### Required task
Comb through the entries for "كثير" and pull out each line that holds it.

[Records from a data source]

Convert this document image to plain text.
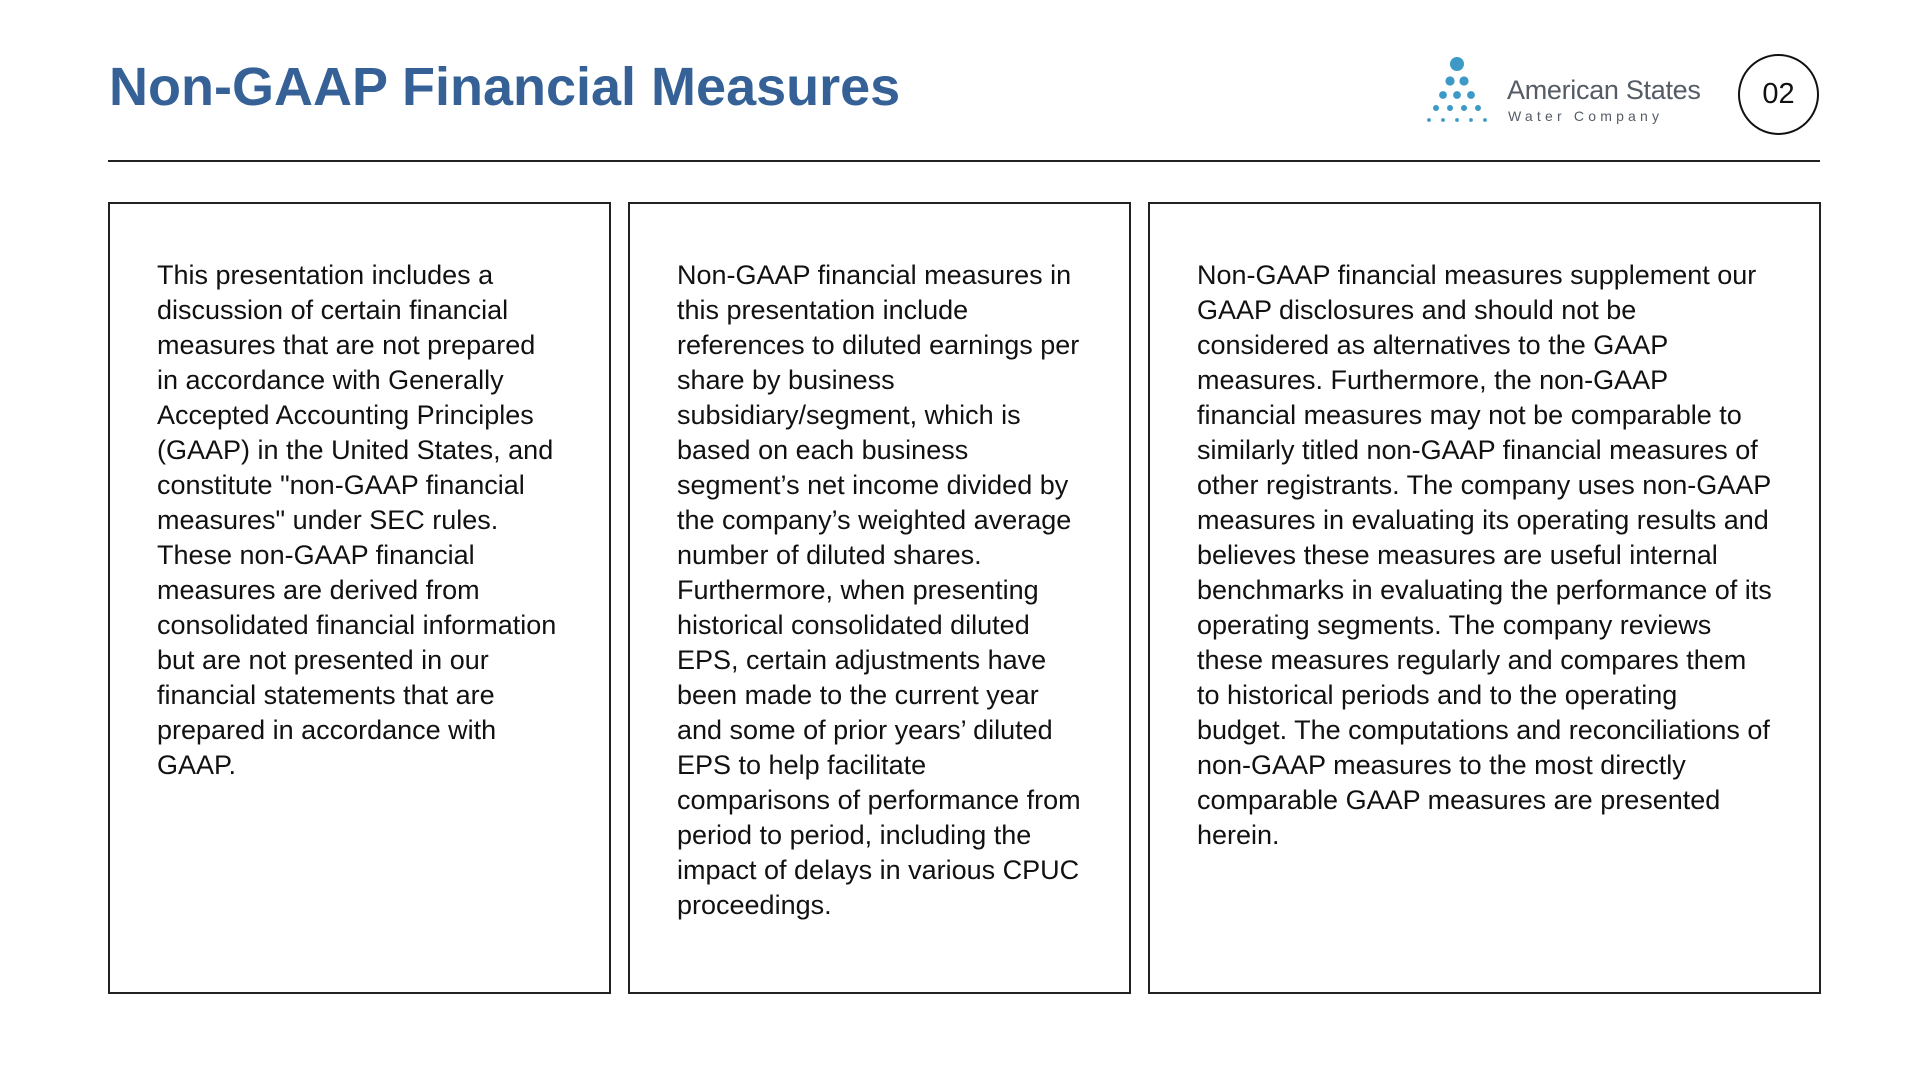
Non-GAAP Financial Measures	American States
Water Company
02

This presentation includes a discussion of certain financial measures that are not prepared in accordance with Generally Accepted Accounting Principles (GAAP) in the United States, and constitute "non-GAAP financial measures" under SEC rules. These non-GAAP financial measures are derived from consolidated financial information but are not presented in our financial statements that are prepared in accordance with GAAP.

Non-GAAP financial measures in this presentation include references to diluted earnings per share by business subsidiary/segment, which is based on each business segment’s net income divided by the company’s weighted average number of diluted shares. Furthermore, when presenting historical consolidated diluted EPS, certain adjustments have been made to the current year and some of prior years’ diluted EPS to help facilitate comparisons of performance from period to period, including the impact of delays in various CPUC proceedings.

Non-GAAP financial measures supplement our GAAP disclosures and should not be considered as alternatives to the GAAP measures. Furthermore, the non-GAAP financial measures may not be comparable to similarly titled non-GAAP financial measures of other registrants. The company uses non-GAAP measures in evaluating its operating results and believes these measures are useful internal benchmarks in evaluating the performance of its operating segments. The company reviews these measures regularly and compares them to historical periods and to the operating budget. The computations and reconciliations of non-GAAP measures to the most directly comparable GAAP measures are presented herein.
--
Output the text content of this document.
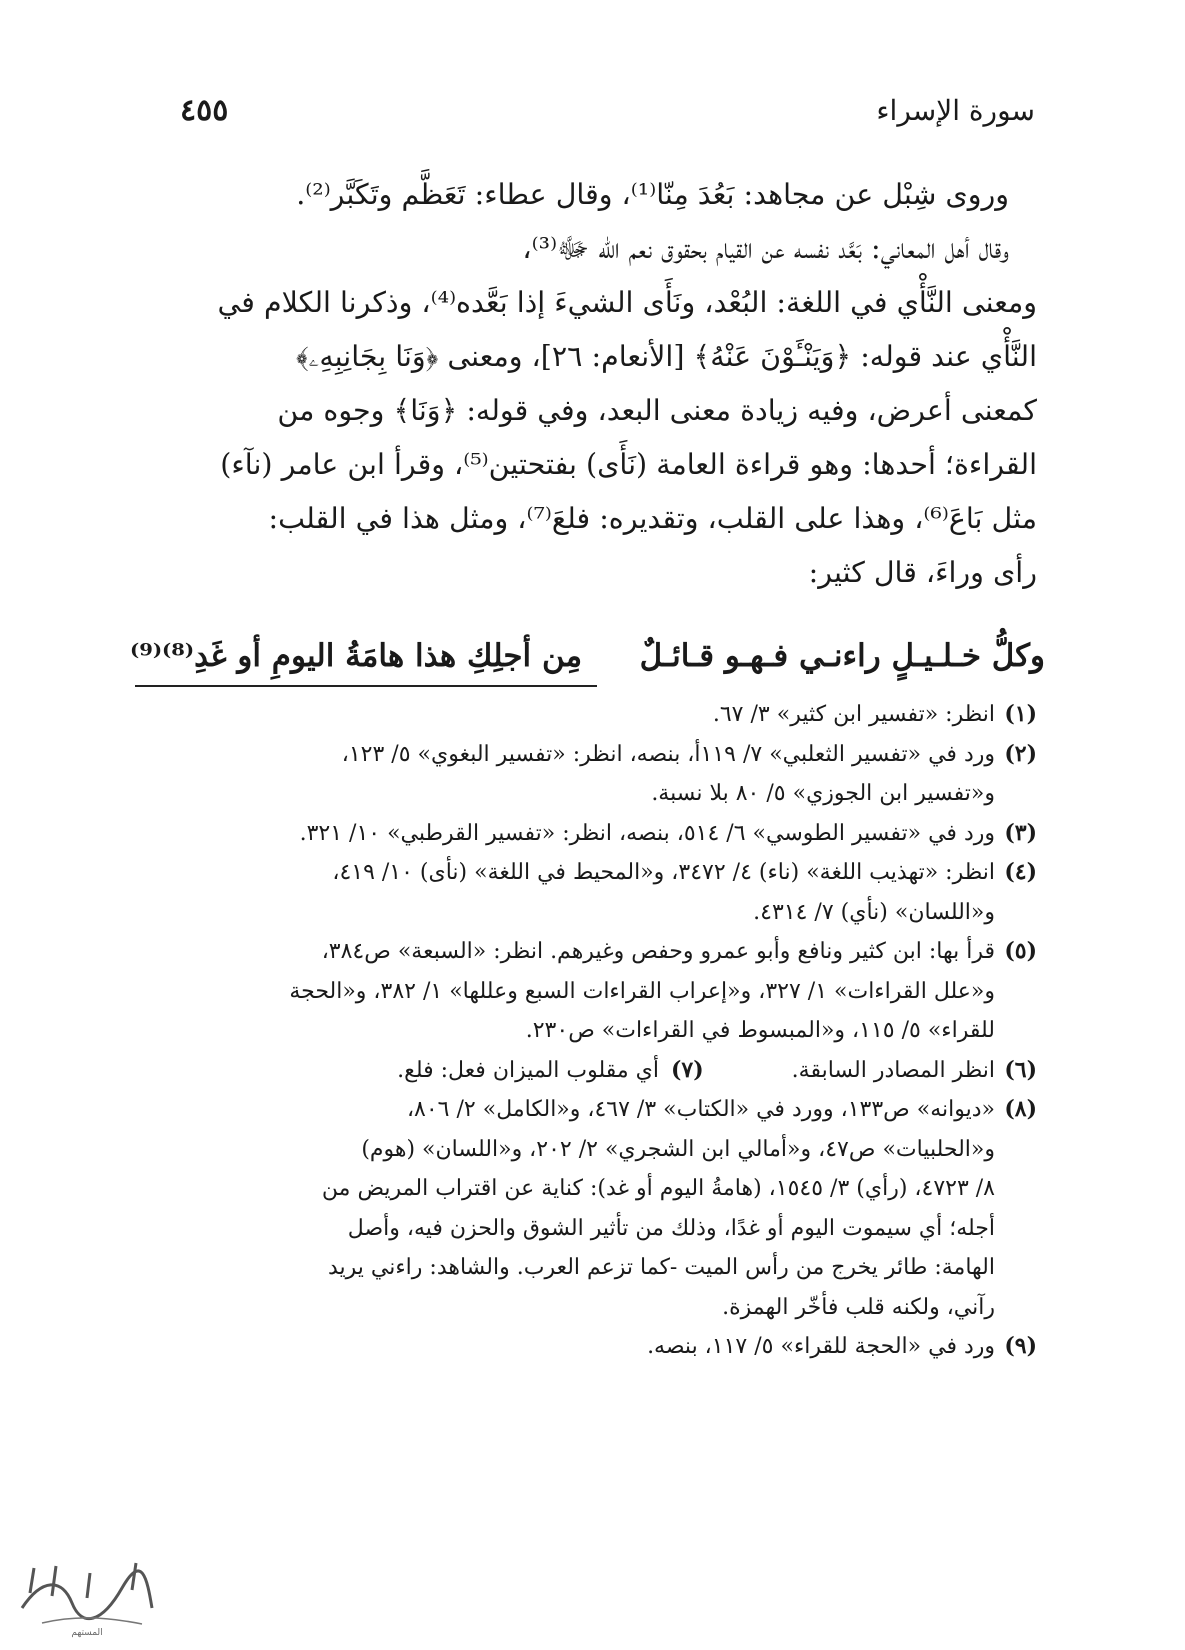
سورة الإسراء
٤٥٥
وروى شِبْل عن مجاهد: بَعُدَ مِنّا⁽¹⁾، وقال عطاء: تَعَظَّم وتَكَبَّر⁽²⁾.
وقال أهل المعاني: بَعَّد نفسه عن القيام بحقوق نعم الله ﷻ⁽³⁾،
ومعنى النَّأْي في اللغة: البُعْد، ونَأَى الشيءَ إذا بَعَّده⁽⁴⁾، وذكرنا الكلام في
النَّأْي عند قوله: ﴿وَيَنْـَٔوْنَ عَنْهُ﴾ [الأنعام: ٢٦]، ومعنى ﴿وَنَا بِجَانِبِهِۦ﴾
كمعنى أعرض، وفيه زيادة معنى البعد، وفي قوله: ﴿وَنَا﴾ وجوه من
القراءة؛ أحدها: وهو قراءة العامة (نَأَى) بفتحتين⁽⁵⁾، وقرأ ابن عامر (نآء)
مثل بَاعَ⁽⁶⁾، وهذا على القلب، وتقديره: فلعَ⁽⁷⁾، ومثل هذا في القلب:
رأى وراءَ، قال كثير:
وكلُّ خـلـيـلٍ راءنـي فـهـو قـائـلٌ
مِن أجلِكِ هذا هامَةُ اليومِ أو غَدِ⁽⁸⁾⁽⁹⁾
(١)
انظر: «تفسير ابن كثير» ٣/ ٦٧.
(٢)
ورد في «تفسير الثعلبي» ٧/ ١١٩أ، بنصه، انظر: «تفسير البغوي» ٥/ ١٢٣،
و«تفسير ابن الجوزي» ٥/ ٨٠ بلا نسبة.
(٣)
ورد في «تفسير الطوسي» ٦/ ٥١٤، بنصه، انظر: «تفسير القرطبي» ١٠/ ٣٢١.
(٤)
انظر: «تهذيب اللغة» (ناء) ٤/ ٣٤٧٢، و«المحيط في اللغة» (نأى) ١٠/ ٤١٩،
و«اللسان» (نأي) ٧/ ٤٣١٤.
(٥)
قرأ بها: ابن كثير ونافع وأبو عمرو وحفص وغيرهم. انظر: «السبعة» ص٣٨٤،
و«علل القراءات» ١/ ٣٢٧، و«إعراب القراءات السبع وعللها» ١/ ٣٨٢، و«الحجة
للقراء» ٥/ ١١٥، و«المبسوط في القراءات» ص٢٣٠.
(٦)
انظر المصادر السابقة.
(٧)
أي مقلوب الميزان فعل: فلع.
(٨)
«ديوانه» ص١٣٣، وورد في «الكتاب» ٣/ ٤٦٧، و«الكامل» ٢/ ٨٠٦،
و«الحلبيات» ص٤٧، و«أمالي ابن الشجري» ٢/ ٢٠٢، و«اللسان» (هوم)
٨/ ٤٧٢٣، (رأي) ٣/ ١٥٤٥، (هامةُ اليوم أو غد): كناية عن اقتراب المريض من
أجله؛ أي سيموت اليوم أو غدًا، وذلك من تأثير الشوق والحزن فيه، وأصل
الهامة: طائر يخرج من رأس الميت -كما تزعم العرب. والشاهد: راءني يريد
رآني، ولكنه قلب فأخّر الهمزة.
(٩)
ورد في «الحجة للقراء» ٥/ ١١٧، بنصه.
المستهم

### Full answer
رأى وراءَ، قال كثير:
انظر: «تفسير ابن كثير» ٣/ ٦٧.
قرأ بها: ابن كثير ونافع وأبو عمرو وحفص وغيرهم. انظر: «السبعة» ص٣٨٤،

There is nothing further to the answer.